■ Exercise objective ■
Go through the material below and copy each line where the word "Iteration" appears.

-- start Source material --

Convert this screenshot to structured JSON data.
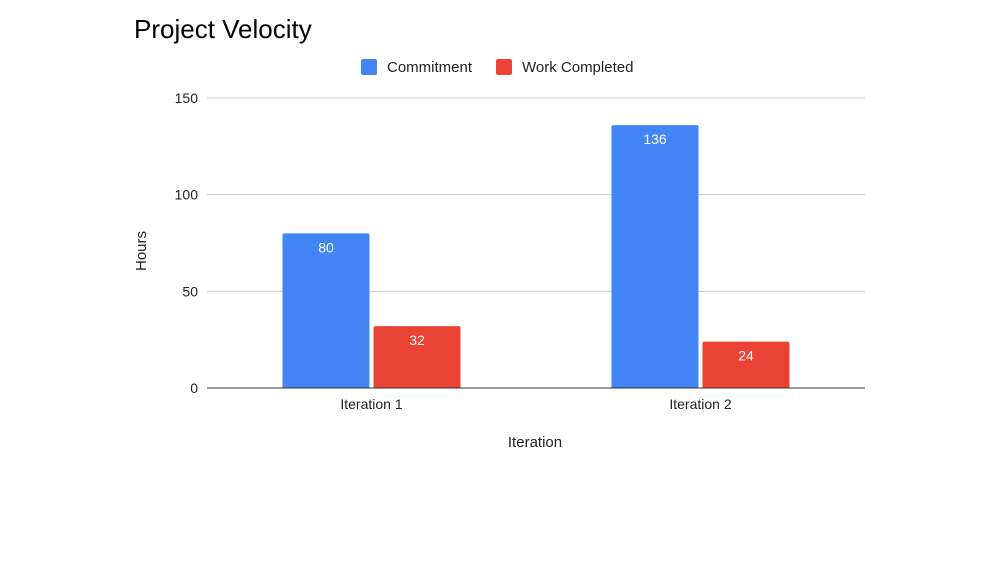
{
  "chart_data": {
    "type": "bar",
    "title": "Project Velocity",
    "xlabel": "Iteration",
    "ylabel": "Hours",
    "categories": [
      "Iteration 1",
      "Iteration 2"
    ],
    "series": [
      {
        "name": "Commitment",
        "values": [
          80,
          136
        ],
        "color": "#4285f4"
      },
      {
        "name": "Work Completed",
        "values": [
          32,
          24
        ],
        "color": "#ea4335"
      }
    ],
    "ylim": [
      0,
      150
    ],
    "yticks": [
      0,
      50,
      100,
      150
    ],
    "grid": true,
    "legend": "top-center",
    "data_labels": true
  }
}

-- end Source material --
-- start Source material --

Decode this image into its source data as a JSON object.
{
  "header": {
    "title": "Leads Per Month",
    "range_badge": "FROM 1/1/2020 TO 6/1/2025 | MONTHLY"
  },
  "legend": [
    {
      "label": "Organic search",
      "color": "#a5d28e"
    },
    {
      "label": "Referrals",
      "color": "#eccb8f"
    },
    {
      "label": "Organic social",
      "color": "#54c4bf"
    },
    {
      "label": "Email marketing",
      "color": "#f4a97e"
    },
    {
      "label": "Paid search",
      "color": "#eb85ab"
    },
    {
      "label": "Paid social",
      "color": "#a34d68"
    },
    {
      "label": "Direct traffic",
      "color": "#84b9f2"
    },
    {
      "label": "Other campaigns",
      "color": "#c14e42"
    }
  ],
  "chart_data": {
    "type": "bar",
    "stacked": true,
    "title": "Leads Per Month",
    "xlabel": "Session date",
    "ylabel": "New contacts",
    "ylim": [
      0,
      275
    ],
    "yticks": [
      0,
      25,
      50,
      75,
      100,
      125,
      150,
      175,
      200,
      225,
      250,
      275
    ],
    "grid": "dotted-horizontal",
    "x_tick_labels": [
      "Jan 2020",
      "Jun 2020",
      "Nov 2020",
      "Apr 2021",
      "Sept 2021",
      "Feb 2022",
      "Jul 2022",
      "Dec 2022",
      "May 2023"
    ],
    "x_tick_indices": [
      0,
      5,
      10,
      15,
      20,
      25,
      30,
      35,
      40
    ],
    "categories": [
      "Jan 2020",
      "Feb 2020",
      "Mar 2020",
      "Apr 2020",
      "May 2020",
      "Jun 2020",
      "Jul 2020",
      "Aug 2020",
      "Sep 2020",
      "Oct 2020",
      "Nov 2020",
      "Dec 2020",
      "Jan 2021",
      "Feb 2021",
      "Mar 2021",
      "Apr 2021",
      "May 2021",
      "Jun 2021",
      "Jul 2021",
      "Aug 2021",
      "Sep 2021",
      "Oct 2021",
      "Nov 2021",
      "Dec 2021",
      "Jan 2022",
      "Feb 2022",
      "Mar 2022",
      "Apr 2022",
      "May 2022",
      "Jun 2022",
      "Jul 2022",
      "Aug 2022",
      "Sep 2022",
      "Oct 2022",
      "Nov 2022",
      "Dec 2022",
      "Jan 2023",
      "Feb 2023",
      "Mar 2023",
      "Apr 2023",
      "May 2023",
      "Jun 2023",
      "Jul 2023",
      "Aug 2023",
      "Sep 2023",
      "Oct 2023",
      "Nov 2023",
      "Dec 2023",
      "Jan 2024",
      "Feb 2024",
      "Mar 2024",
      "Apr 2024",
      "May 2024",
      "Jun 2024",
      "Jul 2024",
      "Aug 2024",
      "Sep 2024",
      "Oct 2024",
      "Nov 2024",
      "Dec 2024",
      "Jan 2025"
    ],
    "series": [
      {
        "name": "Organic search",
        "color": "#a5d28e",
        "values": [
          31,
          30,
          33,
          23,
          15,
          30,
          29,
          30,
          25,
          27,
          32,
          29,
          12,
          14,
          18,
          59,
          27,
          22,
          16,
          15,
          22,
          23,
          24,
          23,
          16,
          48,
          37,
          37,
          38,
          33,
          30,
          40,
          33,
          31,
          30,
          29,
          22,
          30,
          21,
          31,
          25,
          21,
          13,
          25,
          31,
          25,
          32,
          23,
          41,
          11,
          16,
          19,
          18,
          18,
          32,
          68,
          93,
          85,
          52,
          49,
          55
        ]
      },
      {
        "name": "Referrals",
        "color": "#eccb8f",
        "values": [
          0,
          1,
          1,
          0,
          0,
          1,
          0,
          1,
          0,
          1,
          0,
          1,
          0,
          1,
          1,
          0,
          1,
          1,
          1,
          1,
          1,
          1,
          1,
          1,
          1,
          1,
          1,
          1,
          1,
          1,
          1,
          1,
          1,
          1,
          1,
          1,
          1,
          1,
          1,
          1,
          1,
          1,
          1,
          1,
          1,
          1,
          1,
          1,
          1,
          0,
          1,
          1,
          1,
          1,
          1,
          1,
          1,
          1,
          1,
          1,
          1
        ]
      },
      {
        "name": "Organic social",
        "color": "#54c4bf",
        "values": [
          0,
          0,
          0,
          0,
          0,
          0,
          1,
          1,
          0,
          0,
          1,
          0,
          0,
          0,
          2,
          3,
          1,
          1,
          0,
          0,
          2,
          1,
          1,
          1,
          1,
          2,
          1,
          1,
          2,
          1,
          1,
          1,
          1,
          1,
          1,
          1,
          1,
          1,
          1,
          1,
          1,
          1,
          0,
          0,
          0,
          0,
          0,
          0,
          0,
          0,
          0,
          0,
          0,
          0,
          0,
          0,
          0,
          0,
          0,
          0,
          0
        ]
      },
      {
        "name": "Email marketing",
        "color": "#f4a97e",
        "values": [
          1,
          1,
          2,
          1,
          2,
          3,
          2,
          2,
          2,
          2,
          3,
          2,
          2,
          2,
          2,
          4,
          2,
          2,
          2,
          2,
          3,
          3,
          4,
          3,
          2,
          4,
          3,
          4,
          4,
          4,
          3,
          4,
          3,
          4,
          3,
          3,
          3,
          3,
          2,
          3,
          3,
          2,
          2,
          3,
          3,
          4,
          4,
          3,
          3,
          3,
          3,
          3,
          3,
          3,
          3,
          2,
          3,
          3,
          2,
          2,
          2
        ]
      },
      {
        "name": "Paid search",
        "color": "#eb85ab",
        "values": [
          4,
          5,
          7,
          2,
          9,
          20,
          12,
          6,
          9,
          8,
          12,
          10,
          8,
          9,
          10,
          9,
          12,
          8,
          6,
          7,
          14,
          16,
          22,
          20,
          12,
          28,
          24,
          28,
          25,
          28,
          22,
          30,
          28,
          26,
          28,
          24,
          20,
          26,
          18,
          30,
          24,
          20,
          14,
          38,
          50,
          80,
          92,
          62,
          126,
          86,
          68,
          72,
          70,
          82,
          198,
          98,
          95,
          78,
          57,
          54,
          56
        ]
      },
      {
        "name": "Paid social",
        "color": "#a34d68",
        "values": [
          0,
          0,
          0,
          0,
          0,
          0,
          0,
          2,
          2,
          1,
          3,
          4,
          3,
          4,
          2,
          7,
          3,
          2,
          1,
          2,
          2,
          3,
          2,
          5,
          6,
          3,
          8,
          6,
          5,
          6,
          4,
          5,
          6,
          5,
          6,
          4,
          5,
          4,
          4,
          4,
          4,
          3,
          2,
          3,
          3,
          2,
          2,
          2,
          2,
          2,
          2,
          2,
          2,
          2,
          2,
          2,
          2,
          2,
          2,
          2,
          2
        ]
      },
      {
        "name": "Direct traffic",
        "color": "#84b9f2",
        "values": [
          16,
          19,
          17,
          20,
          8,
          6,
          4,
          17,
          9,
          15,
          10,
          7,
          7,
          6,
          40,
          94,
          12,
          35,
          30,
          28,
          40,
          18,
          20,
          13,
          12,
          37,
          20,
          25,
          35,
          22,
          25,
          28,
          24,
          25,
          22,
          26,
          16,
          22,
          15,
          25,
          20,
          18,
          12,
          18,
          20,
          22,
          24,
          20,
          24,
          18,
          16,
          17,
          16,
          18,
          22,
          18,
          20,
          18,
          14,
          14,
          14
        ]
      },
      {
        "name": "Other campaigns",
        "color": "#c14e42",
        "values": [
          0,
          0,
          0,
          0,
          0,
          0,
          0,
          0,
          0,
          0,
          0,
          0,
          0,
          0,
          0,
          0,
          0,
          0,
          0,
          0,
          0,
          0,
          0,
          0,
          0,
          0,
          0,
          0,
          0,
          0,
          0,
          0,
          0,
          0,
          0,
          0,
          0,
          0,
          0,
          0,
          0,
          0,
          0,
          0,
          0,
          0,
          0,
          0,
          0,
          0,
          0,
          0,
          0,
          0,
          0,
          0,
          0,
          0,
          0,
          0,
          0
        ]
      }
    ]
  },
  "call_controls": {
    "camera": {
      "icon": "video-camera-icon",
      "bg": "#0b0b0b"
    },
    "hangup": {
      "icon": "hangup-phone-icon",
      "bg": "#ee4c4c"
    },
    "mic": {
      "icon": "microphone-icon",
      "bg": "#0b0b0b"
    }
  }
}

-- end Source material --

■ Answer below ■
    "xlabel": "Iteration",
      "Iteration 1",
      "Iteration 2"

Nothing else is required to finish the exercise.